■ A run of records ■

◆ ◆ ◆ ◆

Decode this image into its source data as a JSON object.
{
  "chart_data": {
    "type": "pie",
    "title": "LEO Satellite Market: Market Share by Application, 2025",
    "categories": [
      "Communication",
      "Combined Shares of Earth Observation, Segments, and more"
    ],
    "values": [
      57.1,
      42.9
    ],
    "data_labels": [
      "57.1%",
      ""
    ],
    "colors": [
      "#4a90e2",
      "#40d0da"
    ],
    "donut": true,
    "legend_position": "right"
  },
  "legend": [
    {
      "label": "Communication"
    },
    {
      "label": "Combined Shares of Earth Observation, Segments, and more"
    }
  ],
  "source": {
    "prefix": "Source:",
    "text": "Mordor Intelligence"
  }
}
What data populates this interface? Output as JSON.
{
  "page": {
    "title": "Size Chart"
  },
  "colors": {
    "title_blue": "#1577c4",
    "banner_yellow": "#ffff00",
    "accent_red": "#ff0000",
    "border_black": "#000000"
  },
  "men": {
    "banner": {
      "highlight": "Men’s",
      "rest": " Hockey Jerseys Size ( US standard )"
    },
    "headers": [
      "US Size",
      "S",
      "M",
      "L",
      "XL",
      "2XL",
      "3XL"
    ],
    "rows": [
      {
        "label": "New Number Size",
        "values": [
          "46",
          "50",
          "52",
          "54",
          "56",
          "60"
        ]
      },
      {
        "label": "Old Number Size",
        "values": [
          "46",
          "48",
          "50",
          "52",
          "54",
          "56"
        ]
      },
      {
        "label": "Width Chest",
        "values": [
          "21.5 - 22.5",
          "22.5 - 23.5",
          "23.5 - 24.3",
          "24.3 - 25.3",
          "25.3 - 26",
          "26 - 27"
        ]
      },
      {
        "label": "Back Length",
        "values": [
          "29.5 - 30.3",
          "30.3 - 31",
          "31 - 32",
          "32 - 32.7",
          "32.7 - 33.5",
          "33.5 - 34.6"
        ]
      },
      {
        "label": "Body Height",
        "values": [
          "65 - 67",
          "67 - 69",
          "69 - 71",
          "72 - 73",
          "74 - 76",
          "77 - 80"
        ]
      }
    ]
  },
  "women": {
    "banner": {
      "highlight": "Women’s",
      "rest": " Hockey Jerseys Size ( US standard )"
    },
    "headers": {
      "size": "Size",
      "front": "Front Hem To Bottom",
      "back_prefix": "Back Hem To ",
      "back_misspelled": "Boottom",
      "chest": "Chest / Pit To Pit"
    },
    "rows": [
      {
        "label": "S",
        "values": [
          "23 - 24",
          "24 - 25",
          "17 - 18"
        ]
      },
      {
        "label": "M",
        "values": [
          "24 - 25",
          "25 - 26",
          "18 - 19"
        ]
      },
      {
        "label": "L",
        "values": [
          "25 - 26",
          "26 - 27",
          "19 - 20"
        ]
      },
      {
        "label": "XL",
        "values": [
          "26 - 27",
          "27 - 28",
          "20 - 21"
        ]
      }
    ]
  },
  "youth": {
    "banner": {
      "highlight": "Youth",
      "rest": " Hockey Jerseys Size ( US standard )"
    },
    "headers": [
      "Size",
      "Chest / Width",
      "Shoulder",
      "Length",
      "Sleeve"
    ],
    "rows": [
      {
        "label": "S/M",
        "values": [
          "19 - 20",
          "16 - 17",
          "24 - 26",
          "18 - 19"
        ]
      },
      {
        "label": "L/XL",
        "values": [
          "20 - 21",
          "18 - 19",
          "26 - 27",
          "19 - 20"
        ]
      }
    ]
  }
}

◆ ◆ ◆ ◆

■ Written instruction ■
Write out every record shown above, word for word.

■ Right answer ■
Decode this image into its source data as a JSON object.
{
  "chart_data": {
    "type": "pie",
    "title": "LEO Satellite Market: Market Share by Application, 2025",
    "categories": [
      "Communication",
      "Combined Shares of Earth Observation, Segments, and more"
    ],
    "values": [
      57.1,
      42.9
    ],
    "data_labels": [
      "57.1%",
      ""
    ],
    "colors": [
      "#4a90e2",
      "#40d0da"
    ],
    "donut": true,
    "legend_position": "right"
  },
  "legend": [
    {
      "label": "Communication"
    },
    {
      "label": "Combined Shares of Earth Observation, Segments, and more"
    }
  ],
  "source": {
    "prefix": "Source:",
    "text": "Mordor Intelligence"
  }
}
What data populates this interface? Output as JSON.
{
  "page": {
    "title": "Size Chart"
  },
  "colors": {
    "title_blue": "#1577c4",
    "banner_yellow": "#ffff00",
    "accent_red": "#ff0000",
    "border_black": "#000000"
  },
  "men": {
    "banner": {
      "highlight": "Men’s",
      "rest": " Hockey Jerseys Size ( US standard )"
    },
    "headers": [
      "US Size",
      "S",
      "M",
      "L",
      "XL",
      "2XL",
      "3XL"
    ],
    "rows": [
      {
        "label": "New Number Size",
        "values": [
          "46",
          "50",
          "52",
          "54",
          "56",
          "60"
        ]
      },
      {
        "label": "Old Number Size",
        "values": [
          "46",
          "48",
          "50",
          "52",
          "54",
          "56"
        ]
      },
      {
        "label": "Width Chest",
        "values": [
          "21.5 - 22.5",
          "22.5 - 23.5",
          "23.5 - 24.3",
          "24.3 - 25.3",
          "25.3 - 26",
          "26 - 27"
        ]
      },
      {
        "label": "Back Length",
        "values": [
          "29.5 - 30.3",
          "30.3 - 31",
          "31 - 32",
          "32 - 32.7",
          "32.7 - 33.5",
          "33.5 - 34.6"
        ]
      },
      {
        "label": "Body Height",
        "values": [
          "65 - 67",
          "67 - 69",
          "69 - 71",
          "72 - 73",
          "74 - 76",
          "77 - 80"
        ]
      }
    ]
  },
  "women": {
    "banner": {
      "highlight": "Women’s",
      "rest": " Hockey Jerseys Size ( US standard )"
    },
    "headers": {
      "size": "Size",
      "front": "Front Hem To Bottom",
      "back_prefix": "Back Hem To ",
      "back_misspelled": "Boottom",
      "chest": "Chest / Pit To Pit"
    },
    "rows": [
      {
        "label": "S",
        "values": [
          "23 - 24",
          "24 - 25",
          "17 - 18"
        ]
      },
      {
        "label": "M",
        "values": [
          "24 - 25",
          "25 - 26",
          "18 - 19"
        ]
      },
      {
        "label": "L",
        "values": [
          "25 - 26",
          "26 - 27",
          "19 - 20"
        ]
      },
      {
        "label": "XL",
        "values": [
          "26 - 27",
          "27 - 28",
          "20 - 21"
        ]
      }
    ]
  },
  "youth": {
    "banner": {
      "highlight": "Youth",
      "rest": " Hockey Jerseys Size ( US standard )"
    },
    "headers": [
      "Size",
      "Chest / Width",
      "Shoulder",
      "Length",
      "Sleeve"
    ],
    "rows": [
      {
        "label": "S/M",
        "values": [
          "19 - 20",
          "16 - 17",
          "24 - 26",
          "18 - 19"
        ]
      },
      {
        "label": "L/XL",
        "values": [
          "20 - 21",
          "18 - 19",
          "26 - 27",
          "19 - 20"
        ]
      }
    ]
  }
}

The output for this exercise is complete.